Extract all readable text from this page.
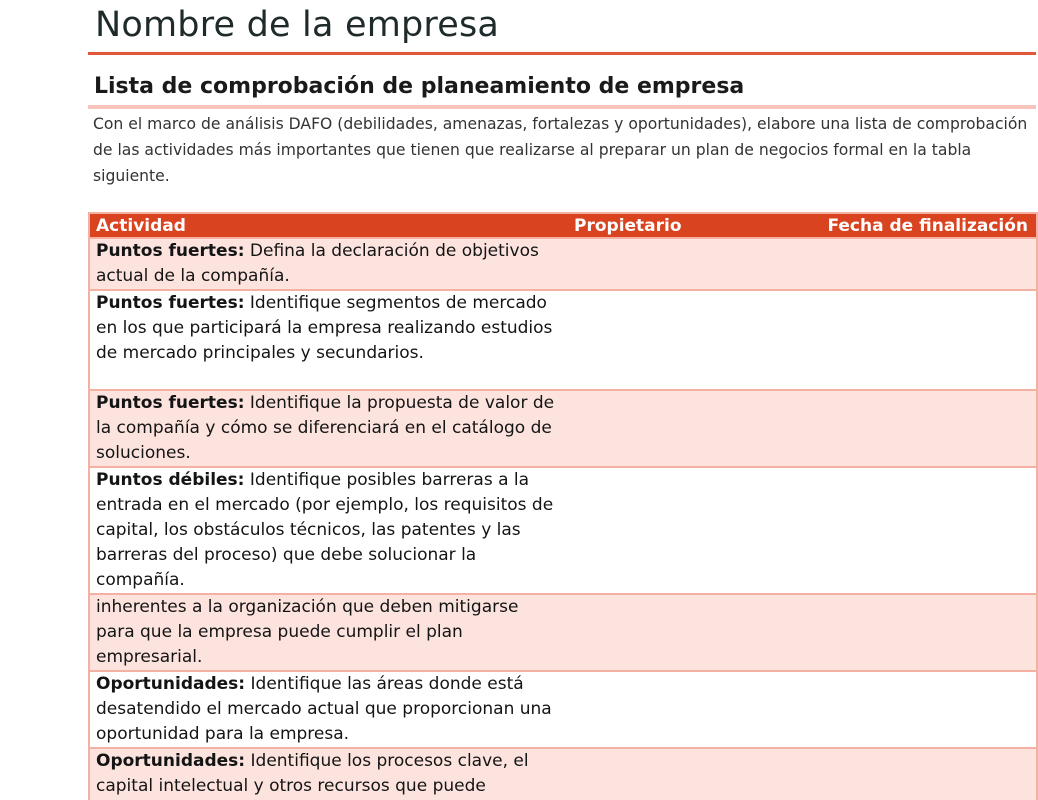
Nombre de la empresa
Lista de comprobación de planeamiento de empresa

Con el marco de análisis DAFO (debilidades, amenazas, fortalezas y oportunidades), elabore una lista de comprobación de las actividades más importantes que tienen que realizarse al preparar un plan de negocios formal en la tabla siguiente.

Actividad	Propietario	Fecha de finalización
Puntos fuertes: Defina la declaración de objetivos actual de la compañía.		
Puntos fuertes: Identifique segmentos de mercado en los que participará la empresa realizando estudios de mercado principales y secundarios.		
Puntos fuertes: Identifique la propuesta de valor de la compañía y cómo se diferenciará en el catálogo de soluciones.		
Puntos débiles: Identifique posibles barreras a la entrada en el mercado (por ejemplo, los requisitos de capital, los obstáculos técnicos, las patentes y las barreras del proceso) que debe solucionar la compañía.		
inherentes a la organización que deben mitigarse para que la empresa puede cumplir el plan empresarial.		
Oportunidades: Identifique las áreas donde está desatendido el mercado actual que proporcionan una oportunidad para la empresa.		
Oportunidades: Identifique los procesos clave, el capital intelectual y otros recursos que puede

##############################

Problem: Show all lines in the entries above where the word "empresa" appears.

Solution to this problem:
Nombre de la empresa
Lista de comprobación de planeamiento de empresa
Puntos fuertes: Identifique segmentos de mercado en los que participará la empresa realizando estudios de mercado principales y secundarios.		
inherentes a la organización que deben mitigarse para que la empresa puede cumplir el plan empresarial.		
Oportunidades: Identifique las áreas donde está desatendido el mercado actual que proporcionan una oportunidad para la empresa.		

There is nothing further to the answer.